Task data —
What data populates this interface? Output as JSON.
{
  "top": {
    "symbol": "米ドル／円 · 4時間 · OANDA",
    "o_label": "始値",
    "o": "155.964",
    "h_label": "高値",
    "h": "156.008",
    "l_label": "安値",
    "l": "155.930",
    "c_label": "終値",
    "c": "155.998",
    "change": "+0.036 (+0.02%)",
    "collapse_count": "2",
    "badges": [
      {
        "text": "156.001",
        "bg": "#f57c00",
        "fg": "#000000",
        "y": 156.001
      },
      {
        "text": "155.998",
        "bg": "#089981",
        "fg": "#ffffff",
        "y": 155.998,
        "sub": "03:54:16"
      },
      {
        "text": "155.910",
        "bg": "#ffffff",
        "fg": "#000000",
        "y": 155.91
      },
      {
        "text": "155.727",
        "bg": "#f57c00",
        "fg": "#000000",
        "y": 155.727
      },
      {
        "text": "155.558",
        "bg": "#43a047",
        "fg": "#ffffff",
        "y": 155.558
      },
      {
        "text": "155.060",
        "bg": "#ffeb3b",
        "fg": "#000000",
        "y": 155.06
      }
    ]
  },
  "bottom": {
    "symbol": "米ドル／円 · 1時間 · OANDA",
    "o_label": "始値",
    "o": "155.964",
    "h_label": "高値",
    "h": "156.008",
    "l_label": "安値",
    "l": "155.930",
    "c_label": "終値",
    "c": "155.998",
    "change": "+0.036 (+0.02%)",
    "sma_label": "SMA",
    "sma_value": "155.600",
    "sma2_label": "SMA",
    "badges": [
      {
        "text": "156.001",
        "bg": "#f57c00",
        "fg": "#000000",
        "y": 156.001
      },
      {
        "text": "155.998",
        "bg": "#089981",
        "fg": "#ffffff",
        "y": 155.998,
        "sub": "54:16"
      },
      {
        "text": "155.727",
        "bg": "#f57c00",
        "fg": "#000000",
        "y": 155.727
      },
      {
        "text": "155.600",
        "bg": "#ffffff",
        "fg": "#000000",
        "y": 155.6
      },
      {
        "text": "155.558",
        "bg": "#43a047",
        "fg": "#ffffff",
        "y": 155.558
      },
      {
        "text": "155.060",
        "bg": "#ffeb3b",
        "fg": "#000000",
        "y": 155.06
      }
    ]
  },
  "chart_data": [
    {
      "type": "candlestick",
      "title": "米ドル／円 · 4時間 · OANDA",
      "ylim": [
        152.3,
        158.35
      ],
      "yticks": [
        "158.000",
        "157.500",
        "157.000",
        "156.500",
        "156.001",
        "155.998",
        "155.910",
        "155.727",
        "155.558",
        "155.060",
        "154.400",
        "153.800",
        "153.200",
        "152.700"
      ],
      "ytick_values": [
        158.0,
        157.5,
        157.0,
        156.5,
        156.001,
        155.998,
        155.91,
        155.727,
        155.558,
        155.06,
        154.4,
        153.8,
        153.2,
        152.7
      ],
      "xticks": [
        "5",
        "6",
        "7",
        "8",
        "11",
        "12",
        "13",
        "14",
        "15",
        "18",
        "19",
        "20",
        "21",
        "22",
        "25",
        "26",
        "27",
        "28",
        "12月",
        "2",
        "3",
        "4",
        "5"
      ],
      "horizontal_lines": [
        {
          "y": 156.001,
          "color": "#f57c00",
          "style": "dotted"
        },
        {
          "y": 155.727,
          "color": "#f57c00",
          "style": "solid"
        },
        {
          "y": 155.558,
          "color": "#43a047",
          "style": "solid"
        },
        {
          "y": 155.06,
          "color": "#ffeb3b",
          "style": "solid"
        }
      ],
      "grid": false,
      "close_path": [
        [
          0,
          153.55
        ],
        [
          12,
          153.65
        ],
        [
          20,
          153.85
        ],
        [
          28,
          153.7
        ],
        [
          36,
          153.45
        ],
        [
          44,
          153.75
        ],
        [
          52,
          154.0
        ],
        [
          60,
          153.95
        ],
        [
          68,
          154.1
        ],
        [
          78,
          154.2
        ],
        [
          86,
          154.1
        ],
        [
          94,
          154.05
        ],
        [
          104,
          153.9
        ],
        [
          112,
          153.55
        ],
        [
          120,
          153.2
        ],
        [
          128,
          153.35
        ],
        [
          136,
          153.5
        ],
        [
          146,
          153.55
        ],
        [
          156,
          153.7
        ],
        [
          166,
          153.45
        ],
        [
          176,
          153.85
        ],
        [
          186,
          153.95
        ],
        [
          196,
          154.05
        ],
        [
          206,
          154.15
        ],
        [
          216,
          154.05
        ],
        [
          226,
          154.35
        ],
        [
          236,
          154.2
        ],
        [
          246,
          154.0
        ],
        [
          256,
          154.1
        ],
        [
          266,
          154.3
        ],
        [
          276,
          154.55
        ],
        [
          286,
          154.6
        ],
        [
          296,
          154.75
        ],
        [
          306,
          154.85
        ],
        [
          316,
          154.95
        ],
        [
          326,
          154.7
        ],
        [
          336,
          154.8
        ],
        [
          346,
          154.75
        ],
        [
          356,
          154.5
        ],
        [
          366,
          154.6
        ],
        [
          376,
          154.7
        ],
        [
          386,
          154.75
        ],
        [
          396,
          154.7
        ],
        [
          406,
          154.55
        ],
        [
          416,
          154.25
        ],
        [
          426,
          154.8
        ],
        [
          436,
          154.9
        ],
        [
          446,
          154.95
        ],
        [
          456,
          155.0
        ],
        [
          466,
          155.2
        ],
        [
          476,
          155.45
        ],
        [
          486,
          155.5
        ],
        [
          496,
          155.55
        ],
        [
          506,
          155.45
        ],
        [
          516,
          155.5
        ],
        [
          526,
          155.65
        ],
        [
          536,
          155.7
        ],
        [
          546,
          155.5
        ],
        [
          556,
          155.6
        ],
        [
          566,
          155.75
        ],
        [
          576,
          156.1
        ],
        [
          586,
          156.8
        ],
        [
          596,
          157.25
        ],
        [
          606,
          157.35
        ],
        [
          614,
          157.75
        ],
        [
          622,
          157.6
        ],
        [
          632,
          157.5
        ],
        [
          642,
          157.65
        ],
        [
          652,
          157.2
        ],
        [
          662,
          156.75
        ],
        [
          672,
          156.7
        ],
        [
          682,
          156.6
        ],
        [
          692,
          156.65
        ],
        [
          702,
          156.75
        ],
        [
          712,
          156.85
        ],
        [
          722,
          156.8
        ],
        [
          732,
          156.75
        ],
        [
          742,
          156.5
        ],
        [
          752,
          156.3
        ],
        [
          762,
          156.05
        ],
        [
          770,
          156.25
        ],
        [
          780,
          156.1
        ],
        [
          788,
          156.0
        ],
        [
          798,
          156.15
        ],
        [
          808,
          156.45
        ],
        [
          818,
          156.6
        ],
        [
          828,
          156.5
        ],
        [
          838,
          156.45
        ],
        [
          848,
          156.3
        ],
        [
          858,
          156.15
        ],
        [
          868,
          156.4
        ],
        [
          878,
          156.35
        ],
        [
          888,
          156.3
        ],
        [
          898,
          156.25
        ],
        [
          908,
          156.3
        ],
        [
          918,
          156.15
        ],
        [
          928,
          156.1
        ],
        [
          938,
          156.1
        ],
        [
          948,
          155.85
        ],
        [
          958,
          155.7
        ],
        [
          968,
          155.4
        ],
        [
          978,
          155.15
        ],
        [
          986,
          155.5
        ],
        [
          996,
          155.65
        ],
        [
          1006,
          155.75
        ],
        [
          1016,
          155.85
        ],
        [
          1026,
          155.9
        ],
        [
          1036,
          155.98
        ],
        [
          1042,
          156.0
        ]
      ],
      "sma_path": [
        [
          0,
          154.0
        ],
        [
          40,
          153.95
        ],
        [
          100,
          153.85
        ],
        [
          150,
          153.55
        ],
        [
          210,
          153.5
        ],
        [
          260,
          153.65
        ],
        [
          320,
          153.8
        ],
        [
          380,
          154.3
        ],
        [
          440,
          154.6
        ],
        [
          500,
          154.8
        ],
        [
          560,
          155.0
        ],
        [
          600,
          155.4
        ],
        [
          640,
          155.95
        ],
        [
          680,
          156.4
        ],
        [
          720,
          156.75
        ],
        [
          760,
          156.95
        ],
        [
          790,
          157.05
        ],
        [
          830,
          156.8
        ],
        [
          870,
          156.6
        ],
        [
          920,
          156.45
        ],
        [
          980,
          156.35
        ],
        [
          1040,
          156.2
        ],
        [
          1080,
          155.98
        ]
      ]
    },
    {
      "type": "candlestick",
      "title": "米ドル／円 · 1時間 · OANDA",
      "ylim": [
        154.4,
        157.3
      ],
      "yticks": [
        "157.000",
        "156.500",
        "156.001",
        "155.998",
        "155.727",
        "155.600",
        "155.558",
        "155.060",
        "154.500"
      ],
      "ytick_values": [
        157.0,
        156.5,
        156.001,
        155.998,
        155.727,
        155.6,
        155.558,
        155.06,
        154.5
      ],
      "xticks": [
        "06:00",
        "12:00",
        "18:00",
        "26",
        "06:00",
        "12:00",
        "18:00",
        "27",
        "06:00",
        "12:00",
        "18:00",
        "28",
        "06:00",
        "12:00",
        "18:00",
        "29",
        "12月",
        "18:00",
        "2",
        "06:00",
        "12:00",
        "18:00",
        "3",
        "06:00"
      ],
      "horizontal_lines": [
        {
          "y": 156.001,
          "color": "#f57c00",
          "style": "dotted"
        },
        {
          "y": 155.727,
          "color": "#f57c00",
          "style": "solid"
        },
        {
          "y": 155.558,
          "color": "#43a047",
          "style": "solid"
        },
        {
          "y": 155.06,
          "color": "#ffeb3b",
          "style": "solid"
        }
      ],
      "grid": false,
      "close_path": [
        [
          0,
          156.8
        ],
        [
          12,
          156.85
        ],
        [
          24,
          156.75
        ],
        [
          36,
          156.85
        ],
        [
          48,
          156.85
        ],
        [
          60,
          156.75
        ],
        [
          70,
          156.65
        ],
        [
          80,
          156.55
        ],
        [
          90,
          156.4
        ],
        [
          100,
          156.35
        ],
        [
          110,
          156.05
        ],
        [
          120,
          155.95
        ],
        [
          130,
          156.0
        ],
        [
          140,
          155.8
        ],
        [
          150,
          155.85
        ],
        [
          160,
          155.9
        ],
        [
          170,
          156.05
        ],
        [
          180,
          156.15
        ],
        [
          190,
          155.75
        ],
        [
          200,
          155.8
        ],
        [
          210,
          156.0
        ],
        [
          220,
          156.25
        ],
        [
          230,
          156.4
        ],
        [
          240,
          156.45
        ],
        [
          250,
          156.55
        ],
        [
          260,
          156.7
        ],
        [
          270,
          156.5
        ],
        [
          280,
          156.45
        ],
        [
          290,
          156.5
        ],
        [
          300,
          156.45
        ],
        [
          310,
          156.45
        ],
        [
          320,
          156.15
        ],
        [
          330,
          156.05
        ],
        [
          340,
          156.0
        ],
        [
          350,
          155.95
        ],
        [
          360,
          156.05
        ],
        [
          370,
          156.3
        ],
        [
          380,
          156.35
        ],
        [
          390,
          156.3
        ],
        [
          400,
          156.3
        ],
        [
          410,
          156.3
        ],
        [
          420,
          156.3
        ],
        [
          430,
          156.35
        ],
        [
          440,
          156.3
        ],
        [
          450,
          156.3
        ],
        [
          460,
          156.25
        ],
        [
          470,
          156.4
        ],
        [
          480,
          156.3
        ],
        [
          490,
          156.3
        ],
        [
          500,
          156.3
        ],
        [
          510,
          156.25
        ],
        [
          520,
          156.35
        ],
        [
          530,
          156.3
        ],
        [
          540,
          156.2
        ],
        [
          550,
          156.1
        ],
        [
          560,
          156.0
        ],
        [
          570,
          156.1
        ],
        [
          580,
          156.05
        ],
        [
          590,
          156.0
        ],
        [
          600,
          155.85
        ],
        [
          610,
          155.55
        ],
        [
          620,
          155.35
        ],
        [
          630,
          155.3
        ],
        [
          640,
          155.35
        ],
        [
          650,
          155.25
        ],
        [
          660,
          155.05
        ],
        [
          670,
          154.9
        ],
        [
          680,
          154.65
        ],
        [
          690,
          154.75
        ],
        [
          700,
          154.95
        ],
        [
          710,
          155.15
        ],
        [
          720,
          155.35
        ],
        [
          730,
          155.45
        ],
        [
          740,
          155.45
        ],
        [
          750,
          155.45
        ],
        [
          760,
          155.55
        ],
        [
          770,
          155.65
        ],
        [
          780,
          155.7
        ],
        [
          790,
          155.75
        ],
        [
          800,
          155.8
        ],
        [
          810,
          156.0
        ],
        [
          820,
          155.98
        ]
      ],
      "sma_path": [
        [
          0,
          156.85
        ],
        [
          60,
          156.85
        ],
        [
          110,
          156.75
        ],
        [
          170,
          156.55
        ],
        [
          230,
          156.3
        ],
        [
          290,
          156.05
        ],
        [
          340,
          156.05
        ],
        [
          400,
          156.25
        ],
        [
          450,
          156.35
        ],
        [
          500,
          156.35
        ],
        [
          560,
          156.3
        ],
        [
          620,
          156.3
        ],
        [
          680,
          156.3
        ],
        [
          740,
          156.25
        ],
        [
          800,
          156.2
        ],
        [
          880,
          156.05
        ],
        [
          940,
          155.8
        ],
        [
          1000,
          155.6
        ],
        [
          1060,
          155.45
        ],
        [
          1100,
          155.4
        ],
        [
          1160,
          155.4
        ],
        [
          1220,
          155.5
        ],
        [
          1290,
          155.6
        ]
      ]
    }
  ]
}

Requirements — Say how many lines of the material contain the word "OANDA", with no other text.

Result for this task — 4